> Problem to solve:
Reproduce every line of the records below verbatim, changing no character.

> Recorded data:
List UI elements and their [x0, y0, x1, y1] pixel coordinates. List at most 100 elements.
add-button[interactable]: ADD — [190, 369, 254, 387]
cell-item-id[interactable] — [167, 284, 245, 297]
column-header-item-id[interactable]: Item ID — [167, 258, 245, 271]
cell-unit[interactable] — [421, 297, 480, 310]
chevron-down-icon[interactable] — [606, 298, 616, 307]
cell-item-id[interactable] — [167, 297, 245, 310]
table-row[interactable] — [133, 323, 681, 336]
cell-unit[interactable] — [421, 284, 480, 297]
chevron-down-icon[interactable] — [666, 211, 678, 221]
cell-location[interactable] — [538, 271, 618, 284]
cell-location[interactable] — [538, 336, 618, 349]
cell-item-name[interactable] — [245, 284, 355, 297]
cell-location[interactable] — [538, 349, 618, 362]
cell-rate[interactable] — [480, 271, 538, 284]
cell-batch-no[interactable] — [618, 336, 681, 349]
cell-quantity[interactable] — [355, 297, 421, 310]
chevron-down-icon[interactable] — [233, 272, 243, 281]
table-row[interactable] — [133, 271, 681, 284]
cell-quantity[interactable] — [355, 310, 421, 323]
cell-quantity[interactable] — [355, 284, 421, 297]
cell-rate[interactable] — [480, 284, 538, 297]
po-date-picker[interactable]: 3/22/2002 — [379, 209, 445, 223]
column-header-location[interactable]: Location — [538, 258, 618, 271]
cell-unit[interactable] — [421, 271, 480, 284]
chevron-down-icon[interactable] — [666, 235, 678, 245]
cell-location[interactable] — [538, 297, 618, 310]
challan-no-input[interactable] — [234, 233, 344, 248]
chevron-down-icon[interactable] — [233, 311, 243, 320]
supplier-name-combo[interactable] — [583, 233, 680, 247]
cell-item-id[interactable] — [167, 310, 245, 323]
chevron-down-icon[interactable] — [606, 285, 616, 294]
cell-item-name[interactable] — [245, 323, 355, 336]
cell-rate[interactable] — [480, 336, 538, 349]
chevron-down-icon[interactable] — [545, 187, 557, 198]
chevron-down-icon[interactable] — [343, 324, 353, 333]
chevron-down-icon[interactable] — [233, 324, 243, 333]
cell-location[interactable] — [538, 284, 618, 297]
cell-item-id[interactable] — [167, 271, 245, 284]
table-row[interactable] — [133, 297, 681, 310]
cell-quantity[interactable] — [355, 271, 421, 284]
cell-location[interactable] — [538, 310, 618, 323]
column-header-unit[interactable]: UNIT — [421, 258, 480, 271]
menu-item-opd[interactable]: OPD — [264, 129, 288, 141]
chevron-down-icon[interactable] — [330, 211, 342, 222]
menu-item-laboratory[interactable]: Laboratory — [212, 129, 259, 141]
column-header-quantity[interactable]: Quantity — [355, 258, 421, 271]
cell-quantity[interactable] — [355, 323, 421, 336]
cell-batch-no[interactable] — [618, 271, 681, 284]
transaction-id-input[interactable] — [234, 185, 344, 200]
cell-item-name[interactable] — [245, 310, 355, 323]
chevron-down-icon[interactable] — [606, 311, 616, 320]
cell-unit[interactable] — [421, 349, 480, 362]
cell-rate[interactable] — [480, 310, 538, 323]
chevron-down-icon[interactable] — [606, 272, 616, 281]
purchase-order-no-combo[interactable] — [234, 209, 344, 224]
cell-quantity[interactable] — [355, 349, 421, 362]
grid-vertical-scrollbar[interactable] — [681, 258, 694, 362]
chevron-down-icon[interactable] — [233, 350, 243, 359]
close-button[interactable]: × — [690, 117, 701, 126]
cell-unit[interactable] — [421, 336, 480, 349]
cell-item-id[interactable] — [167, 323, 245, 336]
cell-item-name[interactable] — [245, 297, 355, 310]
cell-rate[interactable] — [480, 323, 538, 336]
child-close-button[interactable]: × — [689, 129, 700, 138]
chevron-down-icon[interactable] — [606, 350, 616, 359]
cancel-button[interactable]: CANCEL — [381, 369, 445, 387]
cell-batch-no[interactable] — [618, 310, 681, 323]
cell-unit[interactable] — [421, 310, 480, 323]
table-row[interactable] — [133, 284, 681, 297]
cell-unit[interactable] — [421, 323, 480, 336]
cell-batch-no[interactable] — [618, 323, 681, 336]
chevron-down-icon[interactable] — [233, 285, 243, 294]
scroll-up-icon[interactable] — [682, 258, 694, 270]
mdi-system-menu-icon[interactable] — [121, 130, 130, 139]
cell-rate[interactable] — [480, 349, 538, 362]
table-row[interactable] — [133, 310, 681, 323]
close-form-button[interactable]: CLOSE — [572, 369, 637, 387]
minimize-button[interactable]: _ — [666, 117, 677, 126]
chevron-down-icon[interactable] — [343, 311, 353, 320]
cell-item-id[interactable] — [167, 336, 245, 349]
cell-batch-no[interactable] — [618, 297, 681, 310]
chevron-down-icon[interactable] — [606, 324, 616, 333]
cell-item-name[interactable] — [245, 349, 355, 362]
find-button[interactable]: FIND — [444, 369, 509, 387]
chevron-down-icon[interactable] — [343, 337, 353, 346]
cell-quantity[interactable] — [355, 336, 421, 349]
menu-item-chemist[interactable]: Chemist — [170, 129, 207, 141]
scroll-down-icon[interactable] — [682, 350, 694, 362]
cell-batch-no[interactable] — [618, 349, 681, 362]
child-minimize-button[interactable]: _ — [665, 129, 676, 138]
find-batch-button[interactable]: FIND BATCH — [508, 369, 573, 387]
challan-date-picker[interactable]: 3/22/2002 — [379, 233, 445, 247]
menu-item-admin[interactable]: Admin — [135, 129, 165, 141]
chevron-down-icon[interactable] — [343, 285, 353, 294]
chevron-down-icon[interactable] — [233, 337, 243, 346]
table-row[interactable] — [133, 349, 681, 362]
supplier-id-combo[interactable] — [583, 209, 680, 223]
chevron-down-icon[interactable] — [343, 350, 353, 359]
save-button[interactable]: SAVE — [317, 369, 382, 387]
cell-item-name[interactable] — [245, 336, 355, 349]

> Response to this task:
List UI elements and their [x0, y0, x1, y1] pixel coordinates. List at most 100 elements.
add-button[interactable]: ADD — [190, 369, 254, 387]
cell-item-id[interactable] — [167, 284, 245, 297]
column-header-item-id[interactable]: Item ID — [167, 258, 245, 271]
cell-unit[interactable] — [421, 297, 480, 310]
chevron-down-icon[interactable] — [606, 298, 616, 307]
cell-item-id[interactable] — [167, 297, 245, 310]
table-row[interactable] — [133, 323, 681, 336]
cell-unit[interactable] — [421, 284, 480, 297]
chevron-down-icon[interactable] — [666, 211, 678, 221]
cell-location[interactable] — [538, 271, 618, 284]
cell-location[interactable] — [538, 336, 618, 349]
cell-item-name[interactable] — [245, 284, 355, 297]
cell-location[interactable] — [538, 349, 618, 362]
cell-rate[interactable] — [480, 271, 538, 284]
cell-batch-no[interactable] — [618, 336, 681, 349]
cell-quantity[interactable] — [355, 297, 421, 310]
chevron-down-icon[interactable] — [233, 272, 243, 281]
table-row[interactable] — [133, 271, 681, 284]
cell-quantity[interactable] — [355, 310, 421, 323]
cell-quantity[interactable] — [355, 284, 421, 297]
cell-rate[interactable] — [480, 284, 538, 297]
po-date-picker[interactable]: 3/22/2002 — [379, 209, 445, 223]
column-header-location[interactable]: Location — [538, 258, 618, 271]
cell-unit[interactable] — [421, 271, 480, 284]
chevron-down-icon[interactable] — [666, 235, 678, 245]
cell-location[interactable] — [538, 297, 618, 310]
challan-no-input[interactable] — [234, 233, 344, 248]
chevron-down-icon[interactable] — [233, 311, 243, 320]
supplier-name-combo[interactable] — [583, 233, 680, 247]
cell-item-id[interactable] — [167, 310, 245, 323]
chevron-down-icon[interactable] — [606, 285, 616, 294]
cell-item-name[interactable] — [245, 323, 355, 336]
cell-rate[interactable] — [480, 336, 538, 349]
chevron-down-icon[interactable] — [545, 187, 557, 198]
chevron-down-icon[interactable] — [343, 324, 353, 333]
chevron-down-icon[interactable] — [233, 324, 243, 333]
cell-location[interactable] — [538, 284, 618, 297]
cell-item-id[interactable] — [167, 271, 245, 284]
table-row[interactable] — [133, 297, 681, 310]
cell-quantity[interactable] — [355, 271, 421, 284]
cell-location[interactable] — [538, 310, 618, 323]
column-header-unit[interactable]: UNIT — [421, 258, 480, 271]
menu-item-opd[interactable]: OPD — [264, 129, 288, 141]
chevron-down-icon[interactable] — [330, 211, 342, 222]
menu-item-laboratory[interactable]: Laboratory — [212, 129, 259, 141]
column-header-quantity[interactable]: Quantity — [355, 258, 421, 271]
cell-quantity[interactable] — [355, 323, 421, 336]
cell-batch-no[interactable] — [618, 271, 681, 284]
transaction-id-input[interactable] — [234, 185, 344, 200]
cell-item-name[interactable] — [245, 310, 355, 323]
chevron-down-icon[interactable] — [606, 311, 616, 320]
cell-unit[interactable] — [421, 349, 480, 362]
cell-rate[interactable] — [480, 310, 538, 323]
chevron-down-icon[interactable] — [606, 272, 616, 281]
purchase-order-no-combo[interactable] — [234, 209, 344, 224]
cell-quantity[interactable] — [355, 349, 421, 362]
grid-vertical-scrollbar[interactable] — [681, 258, 694, 362]
chevron-down-icon[interactable] — [233, 350, 243, 359]
close-button[interactable]: × — [690, 117, 701, 126]
cell-unit[interactable] — [421, 336, 480, 349]
cell-item-id[interactable] — [167, 323, 245, 336]
cell-item-name[interactable] — [245, 297, 355, 310]
cell-rate[interactable] — [480, 323, 538, 336]
child-close-button[interactable]: × — [689, 129, 700, 138]
chevron-down-icon[interactable] — [606, 350, 616, 359]
cancel-button[interactable]: CANCEL — [381, 369, 445, 387]
cell-batch-no[interactable] — [618, 310, 681, 323]
cell-unit[interactable] — [421, 310, 480, 323]
table-row[interactable] — [133, 284, 681, 297]
cell-unit[interactable] — [421, 323, 480, 336]
cell-batch-no[interactable] — [618, 323, 681, 336]
chevron-down-icon[interactable] — [233, 285, 243, 294]
scroll-up-icon[interactable] — [682, 258, 694, 270]
mdi-system-menu-icon[interactable] — [121, 130, 130, 139]
cell-rate[interactable] — [480, 349, 538, 362]
table-row[interactable] — [133, 310, 681, 323]
close-form-button[interactable]: CLOSE — [572, 369, 637, 387]
minimize-button[interactable]: _ — [666, 117, 677, 126]
chevron-down-icon[interactable] — [343, 311, 353, 320]
cell-item-id[interactable] — [167, 336, 245, 349]
cell-batch-no[interactable] — [618, 297, 681, 310]
chevron-down-icon[interactable] — [606, 324, 616, 333]
cell-item-name[interactable] — [245, 349, 355, 362]
find-button[interactable]: FIND — [444, 369, 509, 387]
chevron-down-icon[interactable] — [343, 337, 353, 346]
cell-quantity[interactable] — [355, 336, 421, 349]
menu-item-chemist[interactable]: Chemist — [170, 129, 207, 141]
scroll-down-icon[interactable] — [682, 350, 694, 362]
cell-batch-no[interactable] — [618, 349, 681, 362]
child-minimize-button[interactable]: _ — [665, 129, 676, 138]
find-batch-button[interactable]: FIND BATCH — [508, 369, 573, 387]
challan-date-picker[interactable]: 3/22/2002 — [379, 233, 445, 247]
menu-item-admin[interactable]: Admin — [135, 129, 165, 141]
chevron-down-icon[interactable] — [343, 285, 353, 294]
chevron-down-icon[interactable] — [233, 337, 243, 346]
table-row[interactable] — [133, 349, 681, 362]
supplier-id-combo[interactable] — [583, 209, 680, 223]
chevron-down-icon[interactable] — [343, 350, 353, 359]
save-button[interactable]: SAVE — [317, 369, 382, 387]
cell-item-name[interactable] — [245, 336, 355, 349]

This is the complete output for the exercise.